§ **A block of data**
★ ★ ★ ★
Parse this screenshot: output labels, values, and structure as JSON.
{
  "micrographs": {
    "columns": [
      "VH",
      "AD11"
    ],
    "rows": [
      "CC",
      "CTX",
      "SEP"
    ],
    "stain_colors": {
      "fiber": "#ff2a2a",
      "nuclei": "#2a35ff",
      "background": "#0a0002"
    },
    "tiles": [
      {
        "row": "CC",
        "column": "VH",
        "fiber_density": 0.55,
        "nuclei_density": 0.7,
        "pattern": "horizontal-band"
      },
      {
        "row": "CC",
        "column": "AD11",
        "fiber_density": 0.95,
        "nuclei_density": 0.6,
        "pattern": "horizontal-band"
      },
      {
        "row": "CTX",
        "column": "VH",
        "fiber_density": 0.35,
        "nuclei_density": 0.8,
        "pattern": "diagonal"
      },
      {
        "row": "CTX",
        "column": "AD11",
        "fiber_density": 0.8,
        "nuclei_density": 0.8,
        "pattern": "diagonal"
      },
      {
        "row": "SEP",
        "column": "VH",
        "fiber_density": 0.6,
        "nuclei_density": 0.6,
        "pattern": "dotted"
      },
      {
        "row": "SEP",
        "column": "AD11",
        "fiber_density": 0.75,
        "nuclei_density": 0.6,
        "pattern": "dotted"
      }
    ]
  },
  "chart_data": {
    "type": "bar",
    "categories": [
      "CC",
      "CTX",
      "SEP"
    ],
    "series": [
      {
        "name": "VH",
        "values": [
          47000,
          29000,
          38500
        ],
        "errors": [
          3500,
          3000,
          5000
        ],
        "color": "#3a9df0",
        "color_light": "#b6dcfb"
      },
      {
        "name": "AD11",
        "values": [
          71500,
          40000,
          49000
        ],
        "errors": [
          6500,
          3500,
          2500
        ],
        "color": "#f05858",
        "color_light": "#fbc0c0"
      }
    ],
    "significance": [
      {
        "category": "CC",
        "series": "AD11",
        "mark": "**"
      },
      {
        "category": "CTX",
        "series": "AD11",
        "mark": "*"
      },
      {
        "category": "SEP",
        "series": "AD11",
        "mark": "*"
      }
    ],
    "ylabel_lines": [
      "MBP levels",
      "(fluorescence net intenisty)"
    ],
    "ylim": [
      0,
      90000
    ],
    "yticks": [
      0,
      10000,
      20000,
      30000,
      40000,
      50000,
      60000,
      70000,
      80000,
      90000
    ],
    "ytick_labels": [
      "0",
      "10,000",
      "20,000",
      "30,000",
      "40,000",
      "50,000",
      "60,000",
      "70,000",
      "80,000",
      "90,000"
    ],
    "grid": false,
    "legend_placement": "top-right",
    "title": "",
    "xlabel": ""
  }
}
★ ★ ★ ★
§ **TASK INSTRUCTIONS**
Exactly as they are written, print the entries again.

§ **COMPLETED TASK**
Parse this screenshot: output labels, values, and structure as JSON.
{
  "micrographs": {
    "columns": [
      "VH",
      "AD11"
    ],
    "rows": [
      "CC",
      "CTX",
      "SEP"
    ],
    "stain_colors": {
      "fiber": "#ff2a2a",
      "nuclei": "#2a35ff",
      "background": "#0a0002"
    },
    "tiles": [
      {
        "row": "CC",
        "column": "VH",
        "fiber_density": 0.55,
        "nuclei_density": 0.7,
        "pattern": "horizontal-band"
      },
      {
        "row": "CC",
        "column": "AD11",
        "fiber_density": 0.95,
        "nuclei_density": 0.6,
        "pattern": "horizontal-band"
      },
      {
        "row": "CTX",
        "column": "VH",
        "fiber_density": 0.35,
        "nuclei_density": 0.8,
        "pattern": "diagonal"
      },
      {
        "row": "CTX",
        "column": "AD11",
        "fiber_density": 0.8,
        "nuclei_density": 0.8,
        "pattern": "diagonal"
      },
      {
        "row": "SEP",
        "column": "VH",
        "fiber_density": 0.6,
        "nuclei_density": 0.6,
        "pattern": "dotted"
      },
      {
        "row": "SEP",
        "column": "AD11",
        "fiber_density": 0.75,
        "nuclei_density": 0.6,
        "pattern": "dotted"
      }
    ]
  },
  "chart_data": {
    "type": "bar",
    "categories": [
      "CC",
      "CTX",
      "SEP"
    ],
    "series": [
      {
        "name": "VH",
        "values": [
          47000,
          29000,
          38500
        ],
        "errors": [
          3500,
          3000,
          5000
        ],
        "color": "#3a9df0",
        "color_light": "#b6dcfb"
      },
      {
        "name": "AD11",
        "values": [
          71500,
          40000,
          49000
        ],
        "errors": [
          6500,
          3500,
          2500
        ],
        "color": "#f05858",
        "color_light": "#fbc0c0"
      }
    ],
    "significance": [
      {
        "category": "CC",
        "series": "AD11",
        "mark": "**"
      },
      {
        "category": "CTX",
        "series": "AD11",
        "mark": "*"
      },
      {
        "category": "SEP",
        "series": "AD11",
        "mark": "*"
      }
    ],
    "ylabel_lines": [
      "MBP levels",
      "(fluorescence net intenisty)"
    ],
    "ylim": [
      0,
      90000
    ],
    "yticks": [
      0,
      10000,
      20000,
      30000,
      40000,
      50000,
      60000,
      70000,
      80000,
      90000
    ],
    "ytick_labels": [
      "0",
      "10,000",
      "20,000",
      "30,000",
      "40,000",
      "50,000",
      "60,000",
      "70,000",
      "80,000",
      "90,000"
    ],
    "grid": false,
    "legend_placement": "top-right",
    "title": "",
    "xlabel": ""
  }
}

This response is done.